● **EXERCISE TASK**
Only the pictures are omitted; repeat all other data exactly.

Data records:
□ □ □

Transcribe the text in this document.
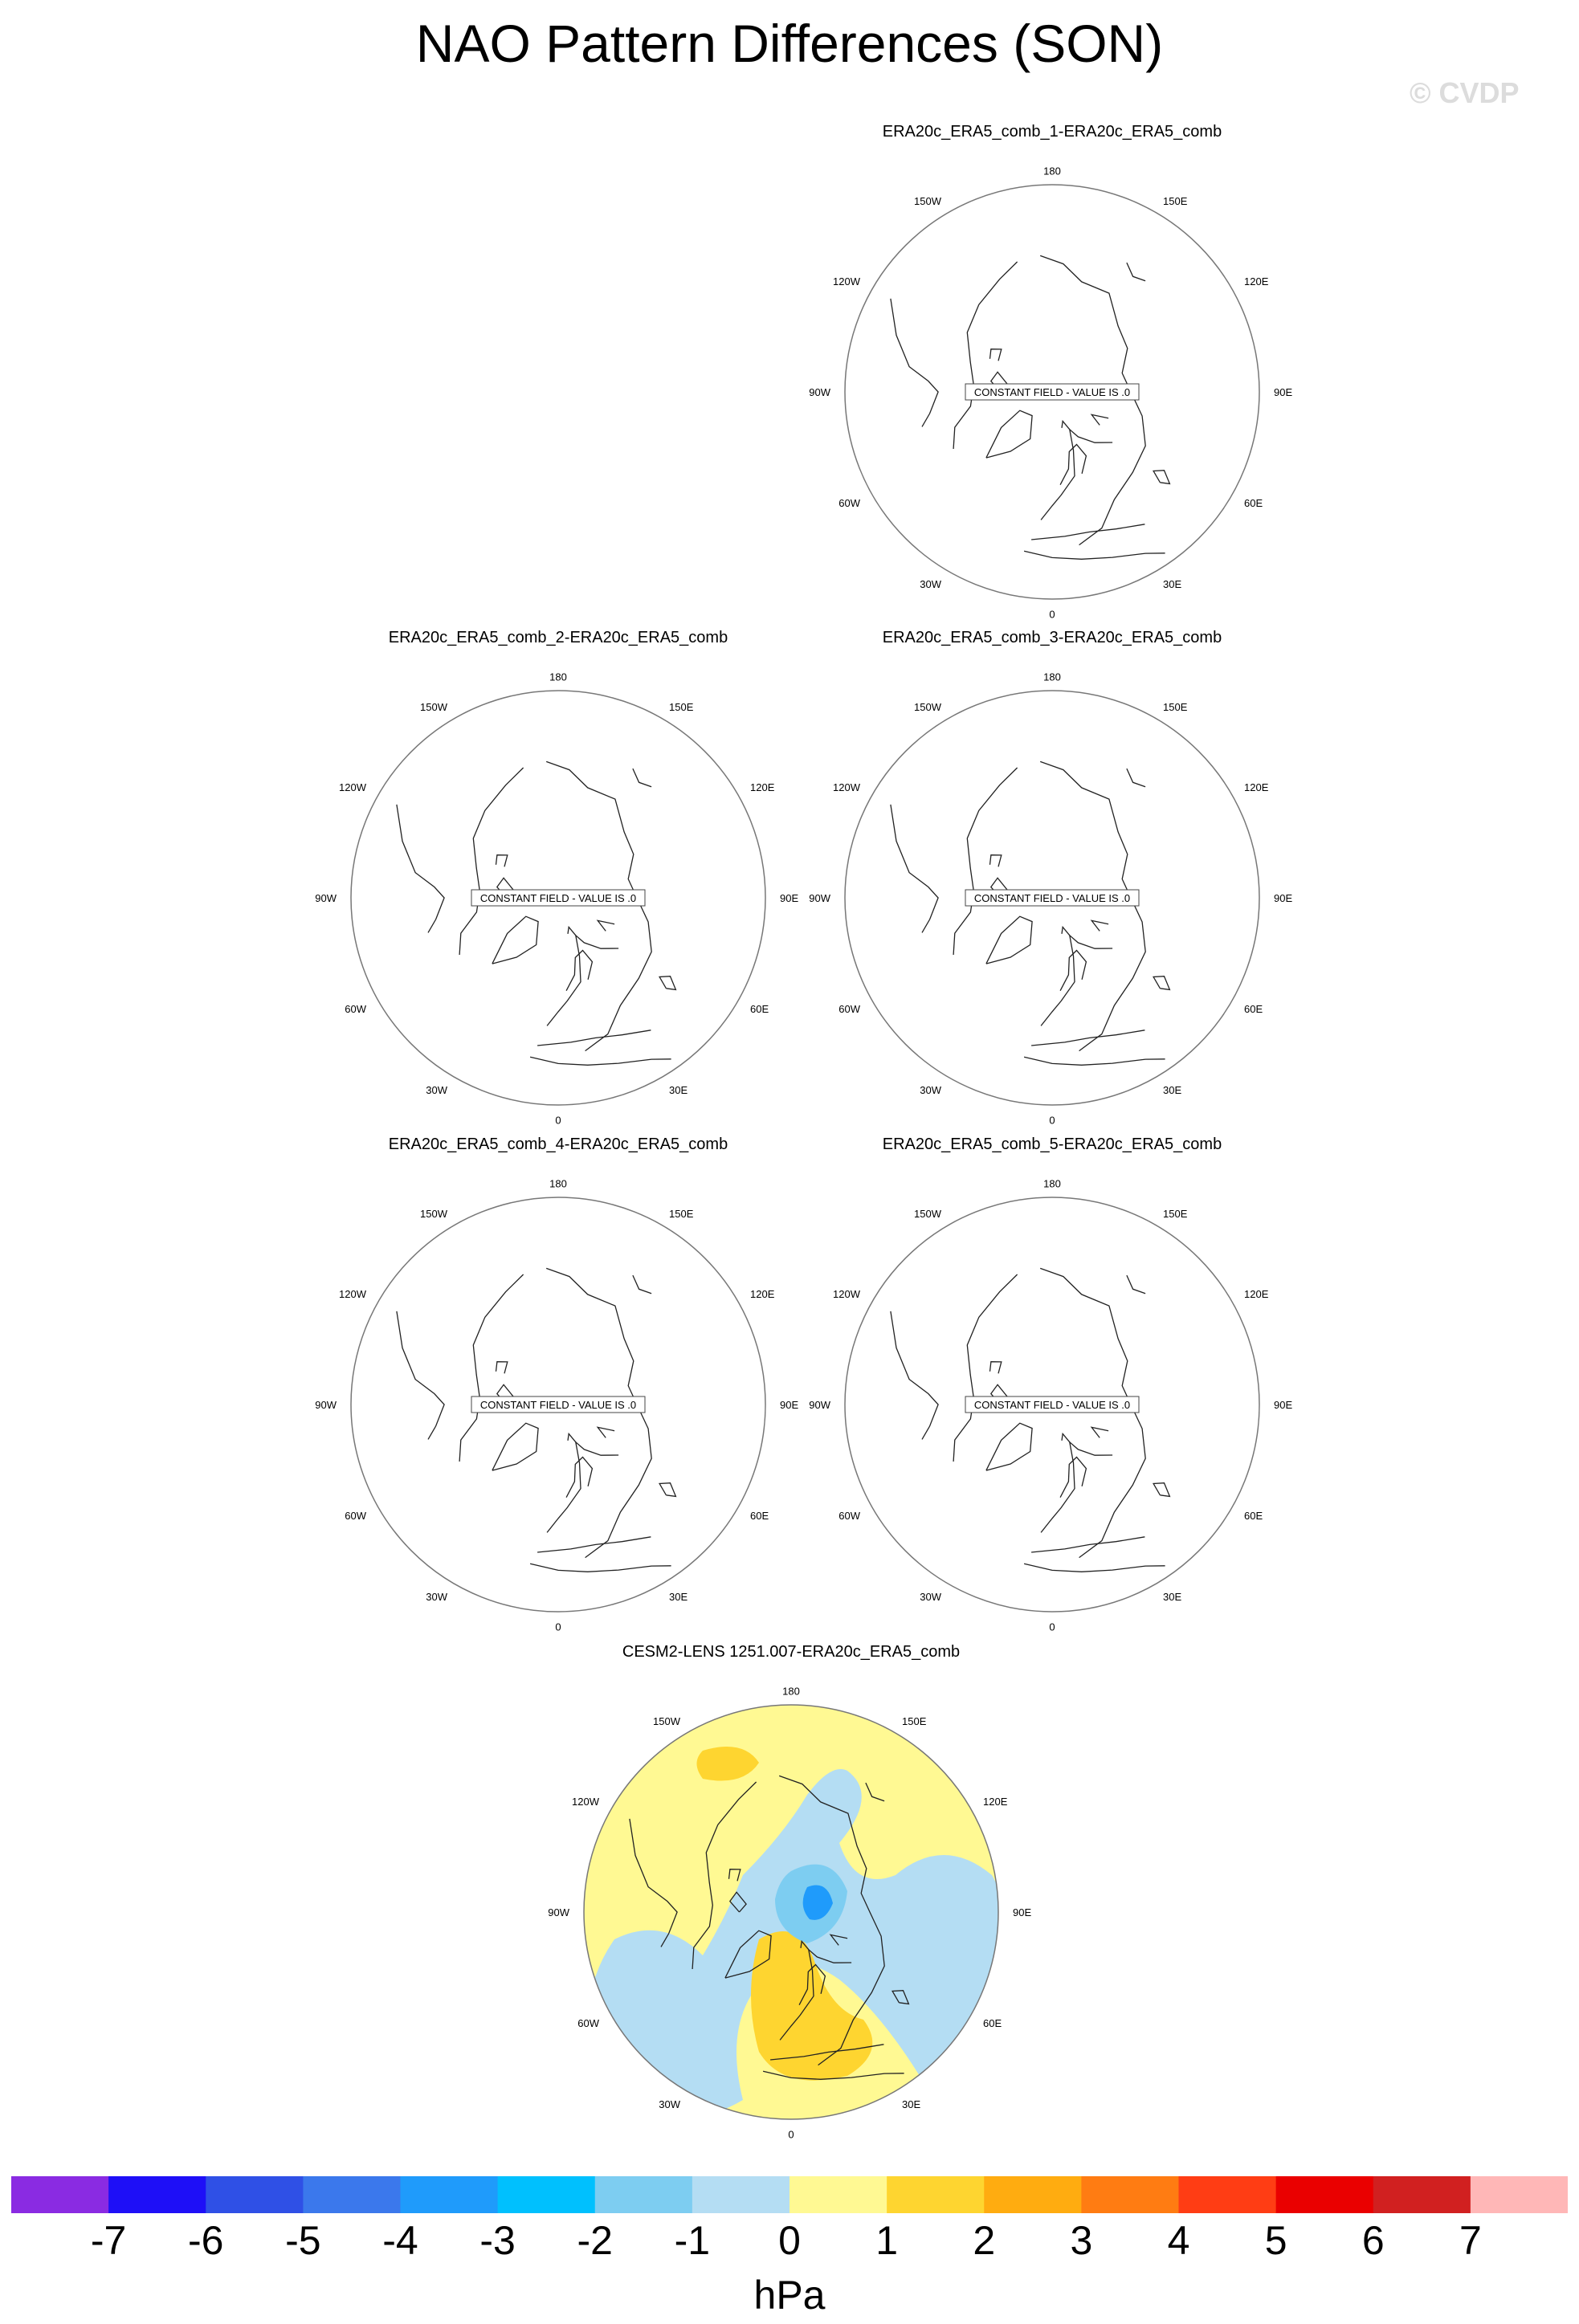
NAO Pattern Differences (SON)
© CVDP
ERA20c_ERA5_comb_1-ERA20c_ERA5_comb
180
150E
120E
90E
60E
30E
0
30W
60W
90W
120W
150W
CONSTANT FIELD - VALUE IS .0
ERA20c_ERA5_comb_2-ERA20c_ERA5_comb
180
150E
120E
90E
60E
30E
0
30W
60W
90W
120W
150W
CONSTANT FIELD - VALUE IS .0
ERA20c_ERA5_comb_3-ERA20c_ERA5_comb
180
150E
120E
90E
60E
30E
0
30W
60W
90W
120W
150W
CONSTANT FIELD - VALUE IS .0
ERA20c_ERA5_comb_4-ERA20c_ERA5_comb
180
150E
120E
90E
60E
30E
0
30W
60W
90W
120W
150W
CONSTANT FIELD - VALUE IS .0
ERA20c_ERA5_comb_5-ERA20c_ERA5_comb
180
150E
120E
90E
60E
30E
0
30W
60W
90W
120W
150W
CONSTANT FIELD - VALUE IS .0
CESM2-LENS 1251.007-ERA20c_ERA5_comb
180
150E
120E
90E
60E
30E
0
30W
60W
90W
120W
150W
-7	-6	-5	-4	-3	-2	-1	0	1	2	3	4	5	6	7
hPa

□ □ □

● **SOLUTION FOR THIS PROBLEM**
Transcribe the text in this document.
NAO Pattern Differences (SON)
© CVDP
ERA20c_ERA5_comb_1-ERA20c_ERA5_comb
180
150E
120E
90E
60E
30E
0
30W
60W
90W
120W
150W
CONSTANT FIELD - VALUE IS .0
ERA20c_ERA5_comb_2-ERA20c_ERA5_comb
180
150E
120E
90E
60E
30E
0
30W
60W
90W
120W
150W
CONSTANT FIELD - VALUE IS .0
ERA20c_ERA5_comb_3-ERA20c_ERA5_comb
180
150E
120E
90E
60E
30E
0
30W
60W
90W
120W
150W
CONSTANT FIELD - VALUE IS .0
ERA20c_ERA5_comb_4-ERA20c_ERA5_comb
180
150E
120E
90E
60E
30E
0
30W
60W
90W
120W
150W
CONSTANT FIELD - VALUE IS .0
ERA20c_ERA5_comb_5-ERA20c_ERA5_comb
180
150E
120E
90E
60E
30E
0
30W
60W
90W
120W
150W
CONSTANT FIELD - VALUE IS .0
CESM2-LENS 1251.007-ERA20c_ERA5_comb
180
150E
120E
90E
60E
30E
0
30W
60W
90W
120W
150W
-7	-6	-5	-4	-3	-2	-1	0	1	2	3	4	5	6	7
hPa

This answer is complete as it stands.